↓
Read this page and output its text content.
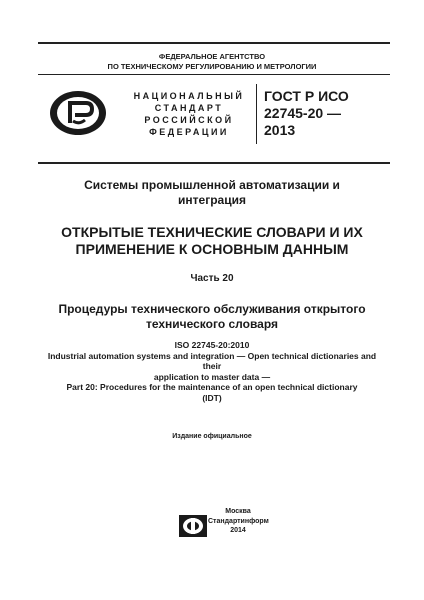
ФЕДЕРАЛЬНОЕ АГЕНТСТВО
ПО ТЕХНИЧЕСКОМУ РЕГУЛИРОВАНИЮ И МЕТРОЛОГИИ
НАЦИОНАЛЬНЫЙ
СТАНДАРТ
РОССИЙСКОЙ
ФЕДЕРАЦИИ
ГОСТ Р ИСО
22745-20 —
2013
Системы промышленной автоматизации и
интеграция
ОТКРЫТЫЕ ТЕХНИЧЕСКИЕ СЛОВАРИ И ИХ
ПРИМЕНЕНИЕ К ОСНОВНЫМ ДАННЫМ
Часть 20
Процедуры технического обслуживания открытого
технического словаря
ISO 22745-20:2010
Industrial automation systems and integration — Open technical dictionaries and
their
application to master data —
Part 20: Procedures for the maintenance of an open technical dictionary
(IDT)
Издание официальное
Москва
Стандартинформ
2014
↑
Identify and copy lines that hold the string "технического".

Процедуры технического обслуживания открытого
технического словаря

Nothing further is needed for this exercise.